- WHAT IS NEEDED -
Without the pictures, copy the entries below word for word.

**** DATA ENTRIES ****

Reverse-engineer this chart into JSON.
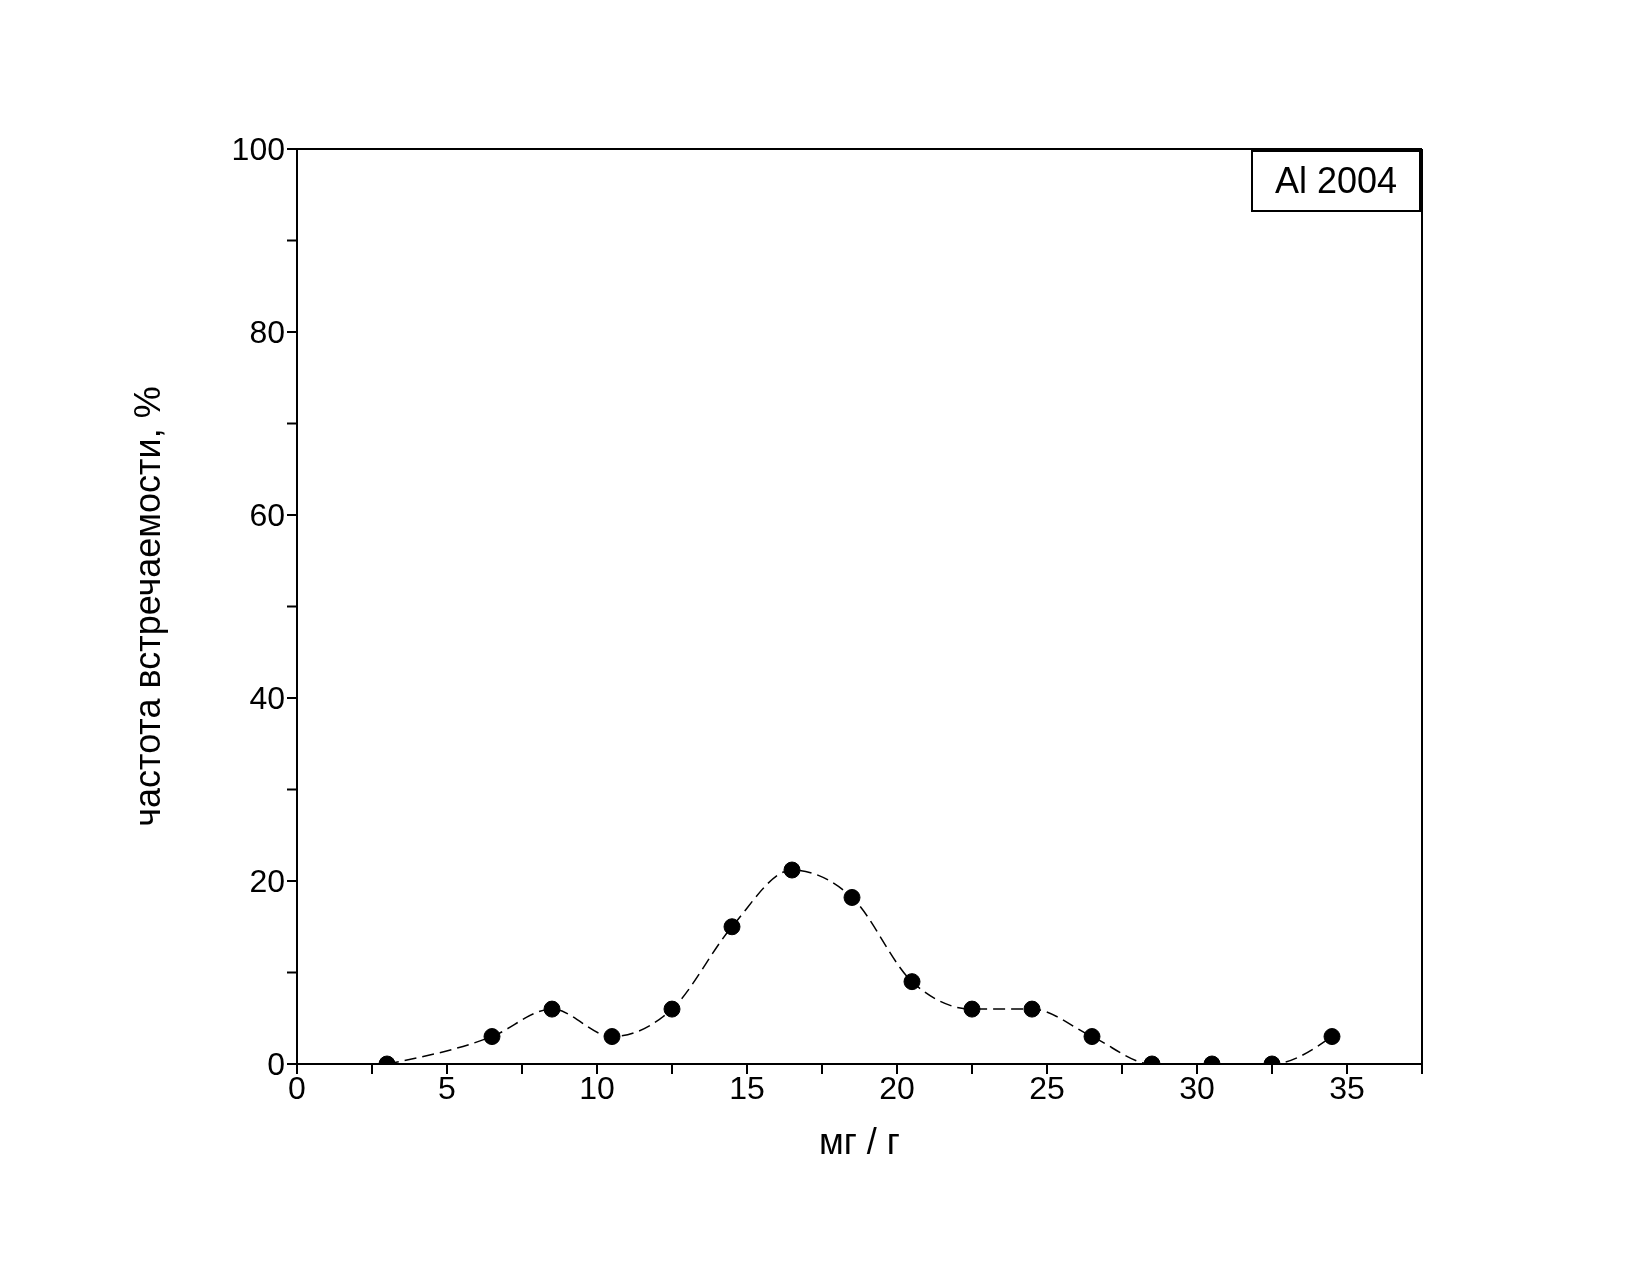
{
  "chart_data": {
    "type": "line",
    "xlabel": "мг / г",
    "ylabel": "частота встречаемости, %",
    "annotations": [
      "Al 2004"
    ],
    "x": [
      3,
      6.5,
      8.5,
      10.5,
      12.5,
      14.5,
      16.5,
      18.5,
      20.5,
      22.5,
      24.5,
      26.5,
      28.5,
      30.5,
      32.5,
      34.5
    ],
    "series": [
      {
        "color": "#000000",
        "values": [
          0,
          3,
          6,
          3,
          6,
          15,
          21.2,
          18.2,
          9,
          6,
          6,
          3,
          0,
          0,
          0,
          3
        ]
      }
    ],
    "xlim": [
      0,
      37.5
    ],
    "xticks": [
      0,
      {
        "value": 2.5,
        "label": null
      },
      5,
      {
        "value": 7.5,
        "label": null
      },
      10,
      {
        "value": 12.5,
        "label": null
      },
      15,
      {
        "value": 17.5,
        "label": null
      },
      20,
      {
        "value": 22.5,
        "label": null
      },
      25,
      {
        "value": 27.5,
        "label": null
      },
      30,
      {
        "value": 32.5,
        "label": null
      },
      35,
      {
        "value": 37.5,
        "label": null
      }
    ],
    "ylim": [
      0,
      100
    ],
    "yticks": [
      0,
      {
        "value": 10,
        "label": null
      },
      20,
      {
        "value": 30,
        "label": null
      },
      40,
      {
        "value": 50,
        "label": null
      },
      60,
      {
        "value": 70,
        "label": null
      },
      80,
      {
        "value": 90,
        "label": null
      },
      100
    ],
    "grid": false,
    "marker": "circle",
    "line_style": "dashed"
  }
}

****

- COMPLETED EXERCISE -
Reverse-engineer this chart into JSON.
{
  "chart_data": {
    "type": "line",
    "xlabel": "мг / г",
    "ylabel": "частота встречаемости, %",
    "annotations": [
      "Al 2004"
    ],
    "x": [
      3,
      6.5,
      8.5,
      10.5,
      12.5,
      14.5,
      16.5,
      18.5,
      20.5,
      22.5,
      24.5,
      26.5,
      28.5,
      30.5,
      32.5,
      34.5
    ],
    "series": [
      {
        "color": "#000000",
        "values": [
          0,
          3,
          6,
          3,
          6,
          15,
          21.2,
          18.2,
          9,
          6,
          6,
          3,
          0,
          0,
          0,
          3
        ]
      }
    ],
    "xlim": [
      0,
      37.5
    ],
    "xticks": [
      0,
      {
        "value": 2.5,
        "label": null
      },
      5,
      {
        "value": 7.5,
        "label": null
      },
      10,
      {
        "value": 12.5,
        "label": null
      },
      15,
      {
        "value": 17.5,
        "label": null
      },
      20,
      {
        "value": 22.5,
        "label": null
      },
      25,
      {
        "value": 27.5,
        "label": null
      },
      30,
      {
        "value": 32.5,
        "label": null
      },
      35,
      {
        "value": 37.5,
        "label": null
      }
    ],
    "ylim": [
      0,
      100
    ],
    "yticks": [
      0,
      {
        "value": 10,
        "label": null
      },
      20,
      {
        "value": 30,
        "label": null
      },
      40,
      {
        "value": 50,
        "label": null
      },
      60,
      {
        "value": 70,
        "label": null
      },
      80,
      {
        "value": 90,
        "label": null
      },
      100
    ],
    "grid": false,
    "marker": "circle",
    "line_style": "dashed"
  }
}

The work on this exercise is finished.